Speaking to reporters at the Nato Summit in Washington DC, the prime minister acknowledged he was unsure of the mechanism that would be used to change Sir Laurie’s powers.

“The intention is clear, whatever the technical way of doing it is, we’ll find a way to do it,” he said.

Sir Keir spoke to Sir Laurie on his first day in Downing Street “to have a discussion with him about standards and the enforcement of standards”.

The prime minister said the importance of this had been impressed upon his ministers too.

“I was really clear with the cabinet that standards apply. I made it clear the ministerial code, they will be receiving a copy of it, and it will have the Nolan Principles inside and alongside it.”

The so-called Nolan Principles were first set out almost 30 years ago and aim to set a moral template against which those in high office should judge their actions.

The Seven Principles of Public Life, as they are also known, are selflessness, integrity, objectivity, accountability, openness, honesty and leadership.

◆ Directions ◆
Can you resume the news passage above about the prime minister and ministerial standards, carrying it on from its final sentence?

◆ Dataset extract ◆
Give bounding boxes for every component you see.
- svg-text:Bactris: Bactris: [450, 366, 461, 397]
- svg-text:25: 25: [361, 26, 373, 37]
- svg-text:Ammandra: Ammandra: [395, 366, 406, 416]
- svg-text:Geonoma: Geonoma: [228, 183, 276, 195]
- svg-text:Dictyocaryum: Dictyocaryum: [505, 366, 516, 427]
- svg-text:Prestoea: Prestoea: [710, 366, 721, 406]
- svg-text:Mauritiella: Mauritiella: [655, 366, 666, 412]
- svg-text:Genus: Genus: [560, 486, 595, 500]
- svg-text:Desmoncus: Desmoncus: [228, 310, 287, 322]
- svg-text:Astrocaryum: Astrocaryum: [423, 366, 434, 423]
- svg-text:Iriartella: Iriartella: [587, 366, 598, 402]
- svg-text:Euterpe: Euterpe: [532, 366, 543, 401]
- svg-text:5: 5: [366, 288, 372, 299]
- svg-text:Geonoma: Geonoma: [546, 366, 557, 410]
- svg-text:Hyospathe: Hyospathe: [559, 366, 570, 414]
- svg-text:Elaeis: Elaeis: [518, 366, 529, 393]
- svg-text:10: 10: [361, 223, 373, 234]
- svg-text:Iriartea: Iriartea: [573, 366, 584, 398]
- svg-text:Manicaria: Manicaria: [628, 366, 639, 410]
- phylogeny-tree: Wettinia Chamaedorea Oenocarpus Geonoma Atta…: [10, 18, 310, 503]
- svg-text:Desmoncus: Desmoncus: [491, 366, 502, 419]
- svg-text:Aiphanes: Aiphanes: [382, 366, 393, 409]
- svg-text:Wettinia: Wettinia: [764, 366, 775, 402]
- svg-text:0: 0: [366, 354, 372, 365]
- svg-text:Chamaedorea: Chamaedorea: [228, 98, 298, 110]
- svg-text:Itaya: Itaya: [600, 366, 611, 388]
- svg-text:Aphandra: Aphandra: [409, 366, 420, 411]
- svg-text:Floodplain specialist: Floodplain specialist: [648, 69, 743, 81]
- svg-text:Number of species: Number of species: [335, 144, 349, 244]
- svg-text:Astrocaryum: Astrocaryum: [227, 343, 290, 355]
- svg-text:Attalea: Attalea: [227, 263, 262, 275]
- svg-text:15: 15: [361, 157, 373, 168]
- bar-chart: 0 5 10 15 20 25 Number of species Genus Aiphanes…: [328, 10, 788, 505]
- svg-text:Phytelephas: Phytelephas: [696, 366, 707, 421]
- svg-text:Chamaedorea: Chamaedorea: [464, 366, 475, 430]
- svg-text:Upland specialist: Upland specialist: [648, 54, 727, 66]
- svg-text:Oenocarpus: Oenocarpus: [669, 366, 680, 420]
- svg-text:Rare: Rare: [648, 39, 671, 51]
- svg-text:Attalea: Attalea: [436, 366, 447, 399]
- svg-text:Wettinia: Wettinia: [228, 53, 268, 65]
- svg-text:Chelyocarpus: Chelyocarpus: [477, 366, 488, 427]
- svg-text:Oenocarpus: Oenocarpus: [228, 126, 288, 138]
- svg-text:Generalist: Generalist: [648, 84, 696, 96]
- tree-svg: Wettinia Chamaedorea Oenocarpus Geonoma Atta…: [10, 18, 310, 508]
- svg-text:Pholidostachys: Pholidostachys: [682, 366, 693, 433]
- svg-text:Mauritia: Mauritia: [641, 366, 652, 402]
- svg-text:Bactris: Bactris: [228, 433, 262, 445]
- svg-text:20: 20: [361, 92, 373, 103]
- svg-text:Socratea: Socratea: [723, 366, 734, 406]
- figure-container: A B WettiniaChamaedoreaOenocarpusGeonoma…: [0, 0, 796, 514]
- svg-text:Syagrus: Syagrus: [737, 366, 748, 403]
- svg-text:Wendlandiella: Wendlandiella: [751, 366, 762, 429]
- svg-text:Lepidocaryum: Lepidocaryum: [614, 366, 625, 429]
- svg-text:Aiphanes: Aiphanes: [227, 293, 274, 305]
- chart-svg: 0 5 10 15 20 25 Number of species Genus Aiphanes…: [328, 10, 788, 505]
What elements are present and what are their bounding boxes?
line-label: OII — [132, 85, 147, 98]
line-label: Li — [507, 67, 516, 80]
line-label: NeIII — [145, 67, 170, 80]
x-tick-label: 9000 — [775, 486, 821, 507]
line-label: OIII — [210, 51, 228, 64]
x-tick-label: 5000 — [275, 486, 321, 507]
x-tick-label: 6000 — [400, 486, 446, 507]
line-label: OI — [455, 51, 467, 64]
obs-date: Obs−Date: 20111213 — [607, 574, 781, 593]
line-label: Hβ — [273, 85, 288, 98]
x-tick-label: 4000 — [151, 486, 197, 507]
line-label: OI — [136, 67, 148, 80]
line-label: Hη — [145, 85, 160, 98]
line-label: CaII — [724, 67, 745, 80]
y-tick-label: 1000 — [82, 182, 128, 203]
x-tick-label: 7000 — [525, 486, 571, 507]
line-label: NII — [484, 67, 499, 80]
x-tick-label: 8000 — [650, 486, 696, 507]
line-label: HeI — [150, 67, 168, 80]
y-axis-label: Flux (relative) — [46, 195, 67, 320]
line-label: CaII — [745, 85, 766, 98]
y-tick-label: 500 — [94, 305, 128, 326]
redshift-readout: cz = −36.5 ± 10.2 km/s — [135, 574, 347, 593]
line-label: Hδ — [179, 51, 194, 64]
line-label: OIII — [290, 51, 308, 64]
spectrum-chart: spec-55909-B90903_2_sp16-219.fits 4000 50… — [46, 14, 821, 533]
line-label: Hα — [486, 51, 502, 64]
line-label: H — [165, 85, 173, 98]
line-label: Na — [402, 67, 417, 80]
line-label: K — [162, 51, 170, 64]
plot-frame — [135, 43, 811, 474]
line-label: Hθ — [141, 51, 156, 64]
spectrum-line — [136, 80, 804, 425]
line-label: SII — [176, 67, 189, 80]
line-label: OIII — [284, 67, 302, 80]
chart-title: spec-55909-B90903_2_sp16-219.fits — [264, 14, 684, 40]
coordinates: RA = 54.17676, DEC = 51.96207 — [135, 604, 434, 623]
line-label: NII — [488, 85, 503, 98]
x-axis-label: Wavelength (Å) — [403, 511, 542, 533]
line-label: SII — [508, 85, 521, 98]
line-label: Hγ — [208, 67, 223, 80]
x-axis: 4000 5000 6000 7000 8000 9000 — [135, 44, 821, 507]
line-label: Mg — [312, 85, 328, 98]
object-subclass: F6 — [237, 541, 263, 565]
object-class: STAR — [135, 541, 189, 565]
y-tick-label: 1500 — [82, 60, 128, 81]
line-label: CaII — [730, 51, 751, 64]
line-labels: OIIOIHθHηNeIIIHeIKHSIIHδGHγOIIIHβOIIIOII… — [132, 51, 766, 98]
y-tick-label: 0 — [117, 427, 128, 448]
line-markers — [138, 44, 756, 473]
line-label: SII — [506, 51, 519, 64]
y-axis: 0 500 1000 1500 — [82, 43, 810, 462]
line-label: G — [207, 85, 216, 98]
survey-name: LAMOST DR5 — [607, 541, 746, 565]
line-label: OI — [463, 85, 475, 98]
* * *
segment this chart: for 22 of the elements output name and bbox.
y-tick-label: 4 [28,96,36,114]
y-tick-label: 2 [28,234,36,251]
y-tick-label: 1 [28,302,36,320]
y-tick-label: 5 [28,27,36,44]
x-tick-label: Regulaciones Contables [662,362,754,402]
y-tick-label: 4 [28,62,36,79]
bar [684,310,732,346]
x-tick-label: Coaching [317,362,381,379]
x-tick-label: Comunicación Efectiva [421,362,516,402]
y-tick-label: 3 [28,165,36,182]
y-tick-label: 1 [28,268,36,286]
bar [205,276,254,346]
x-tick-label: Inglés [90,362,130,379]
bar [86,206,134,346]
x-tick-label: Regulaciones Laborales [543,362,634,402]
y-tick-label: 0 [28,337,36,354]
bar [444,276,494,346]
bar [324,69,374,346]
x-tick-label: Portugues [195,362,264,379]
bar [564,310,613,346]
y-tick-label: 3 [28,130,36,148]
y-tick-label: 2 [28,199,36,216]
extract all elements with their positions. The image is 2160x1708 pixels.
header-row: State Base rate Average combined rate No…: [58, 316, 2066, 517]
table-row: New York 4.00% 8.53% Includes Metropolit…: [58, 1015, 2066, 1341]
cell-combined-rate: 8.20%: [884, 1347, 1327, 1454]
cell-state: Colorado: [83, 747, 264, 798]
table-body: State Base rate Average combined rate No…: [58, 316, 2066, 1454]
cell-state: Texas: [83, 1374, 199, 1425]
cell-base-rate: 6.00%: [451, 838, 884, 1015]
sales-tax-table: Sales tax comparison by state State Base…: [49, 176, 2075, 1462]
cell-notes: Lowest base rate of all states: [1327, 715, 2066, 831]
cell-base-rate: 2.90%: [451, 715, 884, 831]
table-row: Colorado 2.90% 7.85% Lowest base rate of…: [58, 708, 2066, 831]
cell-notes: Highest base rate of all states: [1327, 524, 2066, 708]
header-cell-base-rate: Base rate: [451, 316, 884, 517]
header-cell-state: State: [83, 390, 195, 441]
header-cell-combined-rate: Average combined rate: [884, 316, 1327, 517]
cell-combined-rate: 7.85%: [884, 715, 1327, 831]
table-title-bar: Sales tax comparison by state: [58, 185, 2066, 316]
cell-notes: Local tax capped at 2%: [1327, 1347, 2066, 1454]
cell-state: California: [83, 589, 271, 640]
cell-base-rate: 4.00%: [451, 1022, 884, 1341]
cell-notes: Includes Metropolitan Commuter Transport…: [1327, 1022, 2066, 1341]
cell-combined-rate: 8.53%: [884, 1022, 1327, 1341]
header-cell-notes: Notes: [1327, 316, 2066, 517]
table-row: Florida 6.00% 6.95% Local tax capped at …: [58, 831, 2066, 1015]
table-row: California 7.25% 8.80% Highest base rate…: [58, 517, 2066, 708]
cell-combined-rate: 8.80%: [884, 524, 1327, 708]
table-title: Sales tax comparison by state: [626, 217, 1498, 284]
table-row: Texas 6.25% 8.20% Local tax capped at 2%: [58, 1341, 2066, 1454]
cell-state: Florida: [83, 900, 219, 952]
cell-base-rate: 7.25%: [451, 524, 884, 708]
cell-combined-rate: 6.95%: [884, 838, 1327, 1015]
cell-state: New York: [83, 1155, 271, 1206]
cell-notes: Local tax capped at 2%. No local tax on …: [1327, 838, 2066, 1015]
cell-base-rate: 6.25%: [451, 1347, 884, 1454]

◆ Output for this exercise ◆
“That is the standards I expect of them. As I’ve said throughout, people falling short of the required standards will face consequences, as you would expect,” the prime minister said.

For more than a decade there have been calls for the independent adviser on ministers’ interests to be able to initiate their own investigations.

In 2012, MPs called for the change to be implemented saying they felt Sir Philip Mawer, the man in the role at the time, had been “cut out of the loop” of an inquiry into then-Conservative minister Liam Fox.

Dave Penman, head of the FDA trade union for senior civil servants, said in 2021 that the current situation creates an “obvious conflict”, adding: “The way to stop difficult decisions having to be made under the ministerial code is to stop any investigation in the first place.”